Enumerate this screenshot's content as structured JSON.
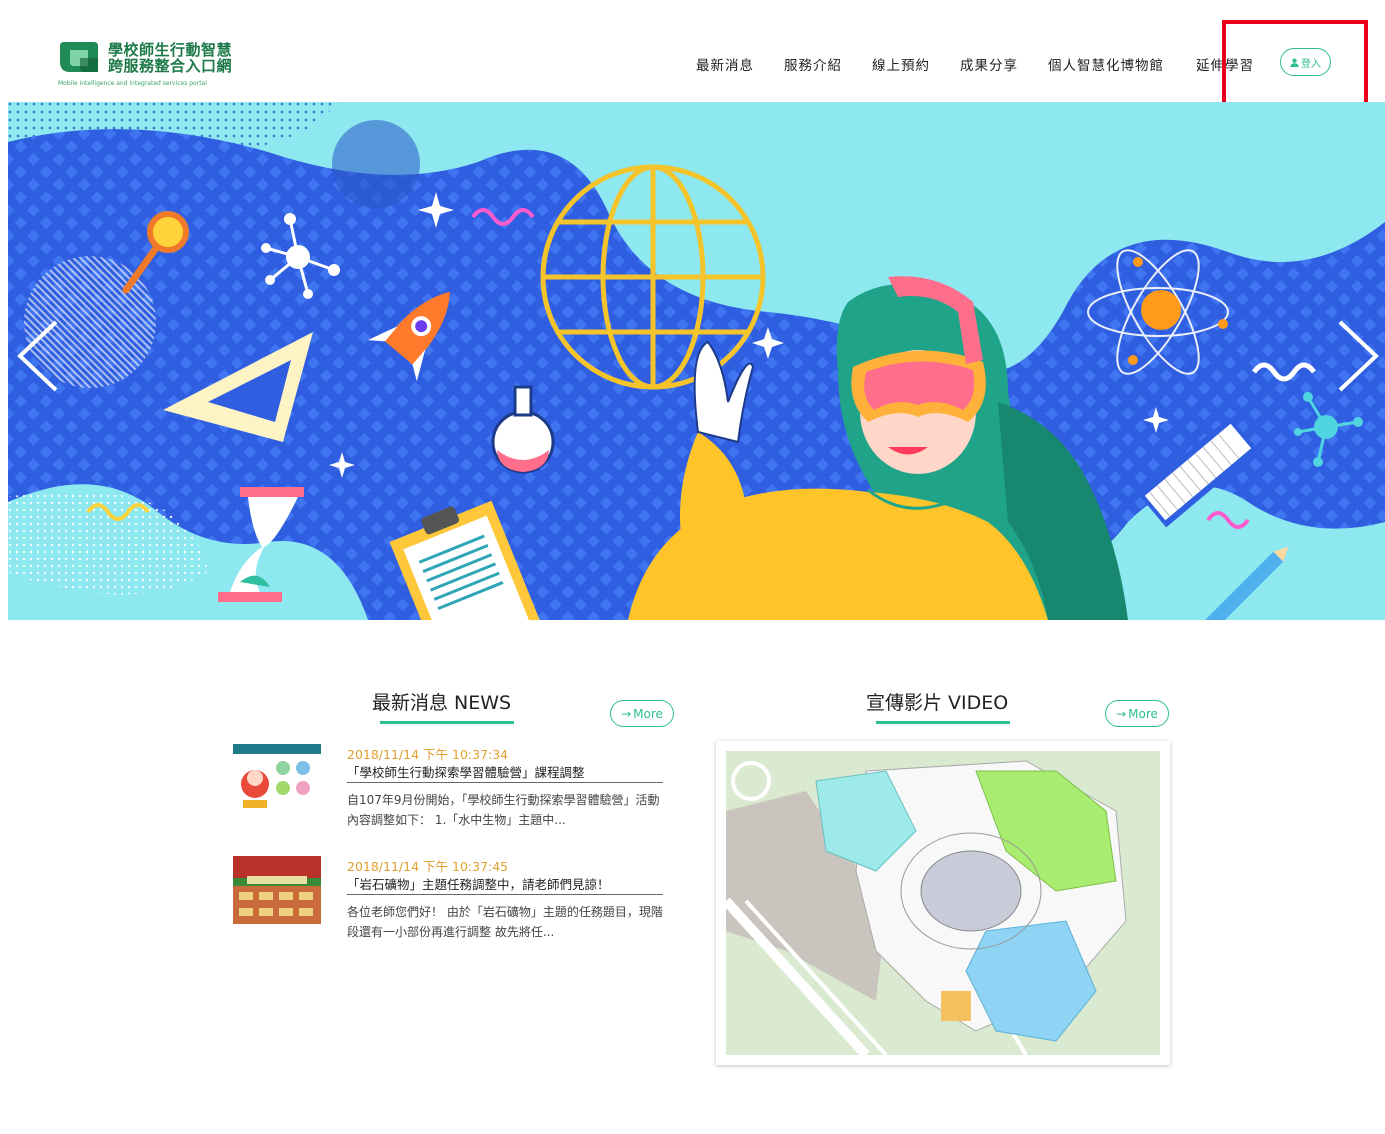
{
  "header": {
    "logo_title_line1": "學校師生行動智慧",
    "logo_title_line2": "跨服務整合入口網",
    "logo_subtitle": "Mobile intelligence and integrated services portal",
    "nav": [
      "最新消息",
      "服務介紹",
      "線上預約",
      "成果分享",
      "個人智慧化博物館",
      "延伸學習"
    ],
    "login_label": "登入",
    "login_icon": "user-icon"
  },
  "hero": {
    "prev_icon": "chevron-left-icon",
    "next_icon": "chevron-right-icon",
    "slide_count": 2,
    "active_slide": 1
  },
  "news": {
    "title": "最新消息 NEWS",
    "more_label": "More",
    "items": [
      {
        "date": "2018/11/14 下午 10:37:34",
        "title": "「學校師生行動探索學習體驗營」課程調整",
        "excerpt": "自107年9月份開始，「學校師生行動探索學習體驗營」活動內容調整如下： 1.「水中生物」主題中..."
      },
      {
        "date": "2018/11/14 下午 10:37:45",
        "title": "「岩石礦物」主題任務調整中，請老師們見諒！",
        "excerpt": "各位老師您們好！ 由於「岩石礦物」主題的任務題目，現階段還有一小部份再進行調整 故先將任..."
      }
    ]
  },
  "video": {
    "title": "宣傳影片 VIDEO",
    "more_label": "More"
  },
  "colors": {
    "accent": "#2dbf8a",
    "highlight": "#e6001a",
    "date": "#e0a030",
    "hero_blue": "#2f5fe0",
    "hero_cyan": "#8ee8ef"
  }
}
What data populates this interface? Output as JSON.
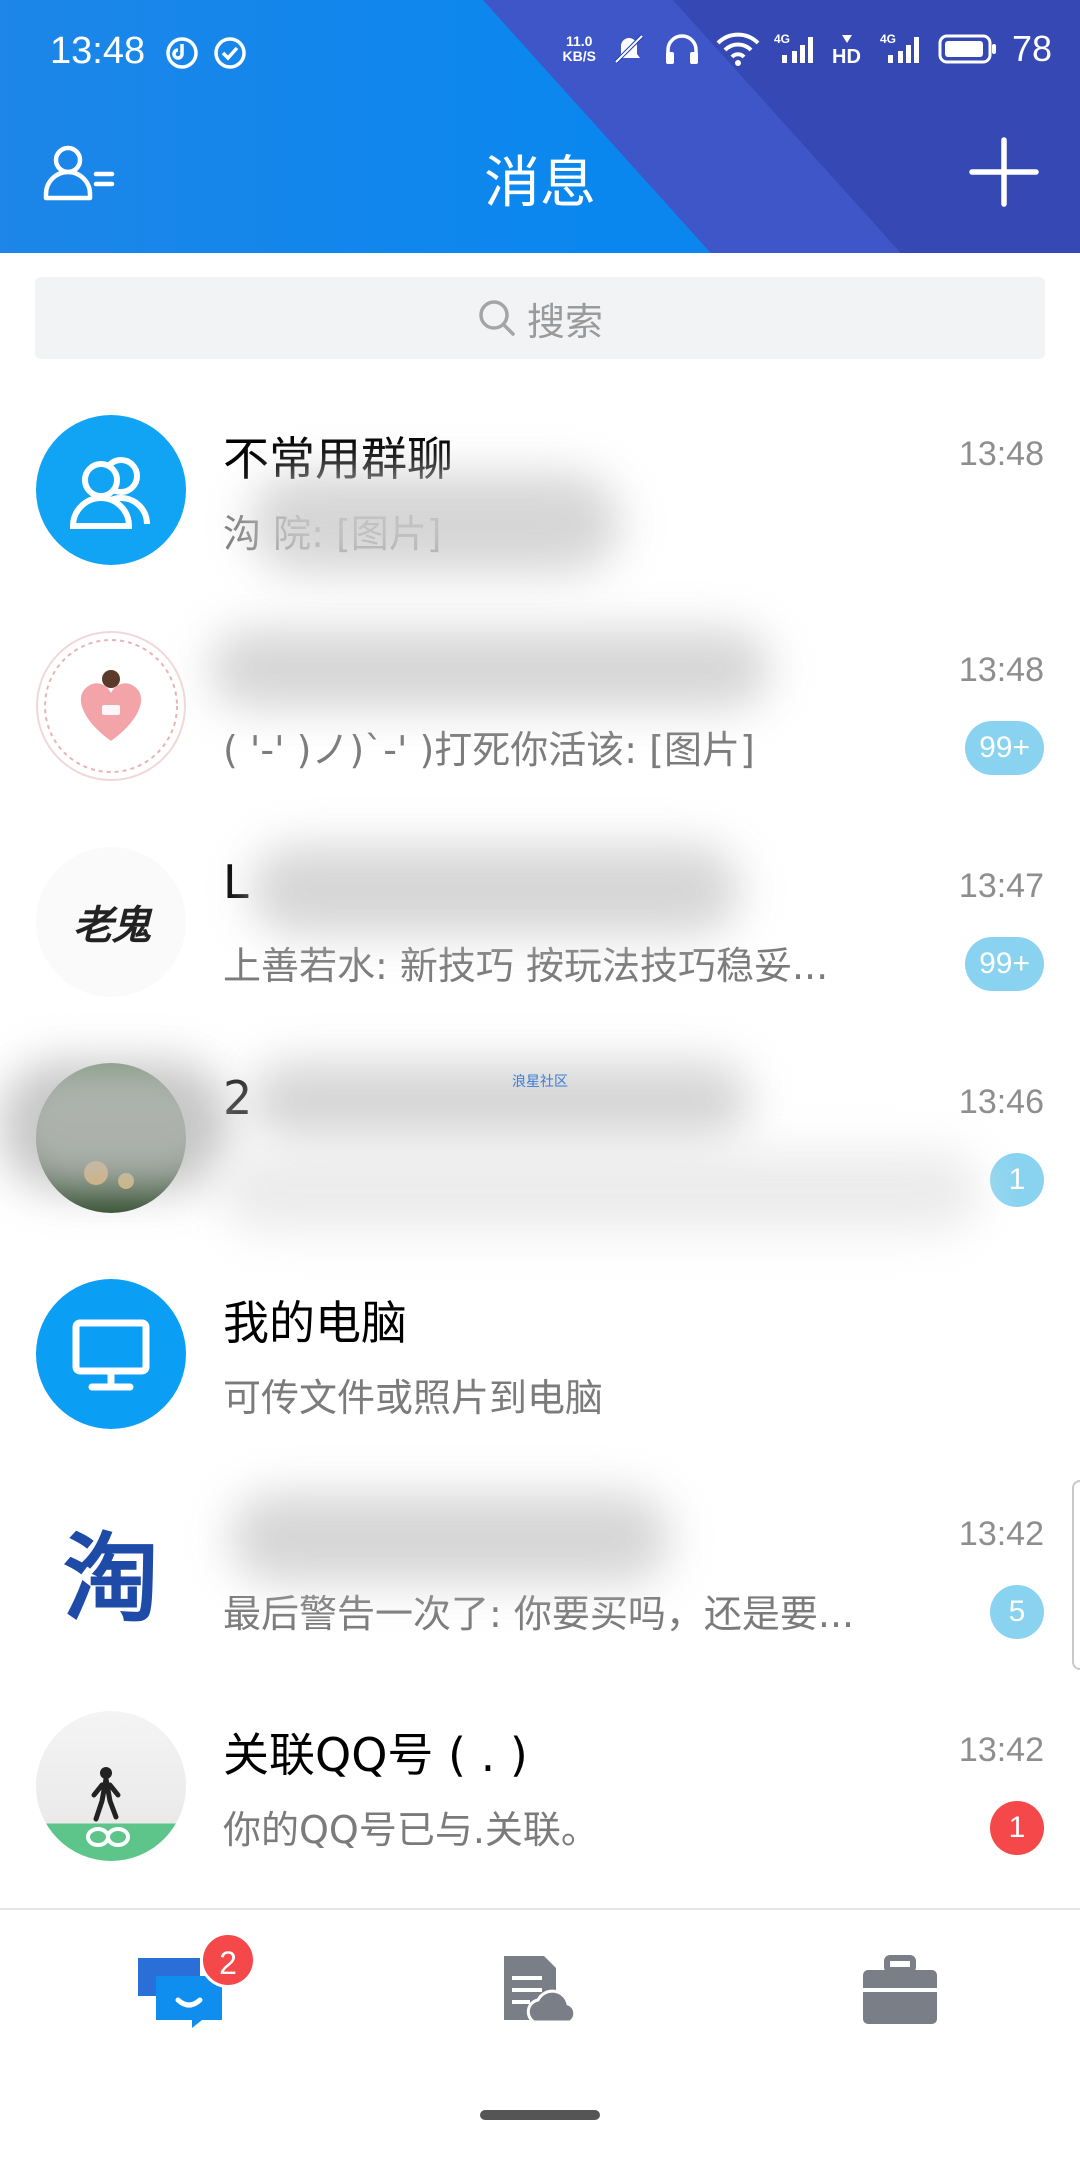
{
  "status_bar": {
    "time": "13:48",
    "net_speed_value": "11.0",
    "net_speed_unit": "KB/S",
    "battery": "78",
    "icons": [
      "sync-icon",
      "check-circle-icon",
      "mute-bell-icon",
      "headphones-icon",
      "wifi-icon",
      "signal-4g-icon",
      "hd-icon",
      "signal-4g-icon",
      "battery-icon"
    ]
  },
  "header": {
    "title": "消息",
    "left_icon": "contacts-icon",
    "right_icon": "plus-icon",
    "colors": {
      "primary": "#0a87ee",
      "accent_dark": "#3548b4"
    }
  },
  "search": {
    "placeholder": "搜索",
    "icon": "search-icon"
  },
  "conversations": [
    {
      "name": "不常用群聊",
      "preview": "沟 院: [图片]",
      "time": "13:48",
      "badge": "",
      "avatar": "group-avatar"
    },
    {
      "name": "",
      "preview": "( '-' )ノ)`-' )打死你活该: [图片]",
      "time": "13:48",
      "badge": "99+",
      "avatar": "love-wall-avatar"
    },
    {
      "name": "L",
      "preview": "上善若水: 新技巧 按玩法技巧稳妥...",
      "time": "13:47",
      "badge": "99+",
      "avatar": "laogui-avatar",
      "avatar_text": "老鬼"
    },
    {
      "name": "2",
      "preview": "",
      "time": "13:46",
      "badge": "1",
      "avatar": "photo-avatar",
      "overlay_text": "浪星社区"
    },
    {
      "name": "我的电脑",
      "preview": "可传文件或照片到电脑",
      "time": "",
      "badge": "",
      "avatar": "computer-avatar"
    },
    {
      "name": "",
      "preview": "最后警告一次了: 你要买吗，还是要...",
      "time": "13:42",
      "badge": "5",
      "avatar": "taobao-avatar",
      "avatar_text": "淘"
    },
    {
      "name": "关联QQ号 ( . )",
      "preview": "你的QQ号已与.关联。",
      "time": "13:42",
      "badge": "1",
      "avatar": "linked-qq-avatar"
    }
  ],
  "bottom_nav": {
    "items": [
      {
        "icon": "messages-icon",
        "badge": "2",
        "active": true
      },
      {
        "icon": "cloud-docs-icon",
        "badge": ""
      },
      {
        "icon": "briefcase-icon",
        "badge": ""
      }
    ]
  }
}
----
> _Exercise objective_:
Pictures are to be left out; repeat all the remaining data exactly.

> _Full output_:
Enumerate this screenshot's content as structured JSON.
{
  "header": {
    "logo_title_line1": "學校師生行動智慧",
    "logo_title_line2": "跨服務整合入口網",
    "logo_subtitle": "Mobile intelligence and integrated services portal",
    "nav": [
      "最新消息",
      "服務介紹",
      "線上預約",
      "成果分享",
      "個人智慧化博物館",
      "延伸學習"
    ],
    "login_label": "登入",
    "login_icon": "user-icon"
  },
  "hero": {
    "prev_icon": "chevron-left-icon",
    "next_icon": "chevron-right-icon",
    "slide_count": 2,
    "active_slide": 1
  },
  "news": {
    "title": "最新消息 NEWS",
    "more_label": "More",
    "items": [
      {
        "date": "2018/11/14 下午 10:37:34",
        "title": "「學校師生行動探索學習體驗營」課程調整",
        "excerpt": "自107年9月份開始，「學校師生行動探索學習體驗營」活動內容調整如下： 1.「水中生物」主題中..."
      },
      {
        "date": "2018/11/14 下午 10:37:45",
        "title": "「岩石礦物」主題任務調整中，請老師們見諒！",
        "excerpt": "各位老師您們好！ 由於「岩石礦物」主題的任務題目，現階段還有一小部份再進行調整 故先將任..."
      }
    ]
  },
  "video": {
    "title": "宣傳影片 VIDEO",
    "more_label": "More"
  },
  "colors": {
    "accent": "#2dbf8a",
    "highlight": "#e6001a",
    "date": "#e0a030",
    "hero_blue": "#2f5fe0",
    "hero_cyan": "#8ee8ef"
  }
}
What data populates this interface? Output as JSON.
{
  "status_bar": {
    "time": "13:48",
    "net_speed_value": "11.0",
    "net_speed_unit": "KB/S",
    "battery": "78",
    "icons": [
      "sync-icon",
      "check-circle-icon",
      "mute-bell-icon",
      "headphones-icon",
      "wifi-icon",
      "signal-4g-icon",
      "hd-icon",
      "signal-4g-icon",
      "battery-icon"
    ]
  },
  "header": {
    "title": "消息",
    "left_icon": "contacts-icon",
    "right_icon": "plus-icon",
    "colors": {
      "primary": "#0a87ee",
      "accent_dark": "#3548b4"
    }
  },
  "search": {
    "placeholder": "搜索",
    "icon": "search-icon"
  },
  "conversations": [
    {
      "name": "不常用群聊",
      "preview": "沟 院: [图片]",
      "time": "13:48",
      "badge": "",
      "avatar": "group-avatar"
    },
    {
      "name": "",
      "preview": "( '-' )ノ)`-' )打死你活该: [图片]",
      "time": "13:48",
      "badge": "99+",
      "avatar": "love-wall-avatar"
    },
    {
      "name": "L",
      "preview": "上善若水: 新技巧 按玩法技巧稳妥...",
      "time": "13:47",
      "badge": "99+",
      "avatar": "laogui-avatar",
      "avatar_text": "老鬼"
    },
    {
      "name": "2",
      "preview": "",
      "time": "13:46",
      "badge": "1",
      "avatar": "photo-avatar",
      "overlay_text": "浪星社区"
    },
    {
      "name": "我的电脑",
      "preview": "可传文件或照片到电脑",
      "time": "",
      "badge": "",
      "avatar": "computer-avatar"
    },
    {
      "name": "",
      "preview": "最后警告一次了: 你要买吗，还是要...",
      "time": "13:42",
      "badge": "5",
      "avatar": "taobao-avatar",
      "avatar_text": "淘"
    },
    {
      "name": "关联QQ号 ( . )",
      "preview": "你的QQ号已与.关联。",
      "time": "13:42",
      "badge": "1",
      "avatar": "linked-qq-avatar"
    }
  ],
  "bottom_nav": {
    "items": [
      {
        "icon": "messages-icon",
        "badge": "2",
        "active": true
      },
      {
        "icon": "cloud-docs-icon",
        "badge": ""
      },
      {
        "icon": "briefcase-icon",
        "badge": ""
      }
    ]
  }
}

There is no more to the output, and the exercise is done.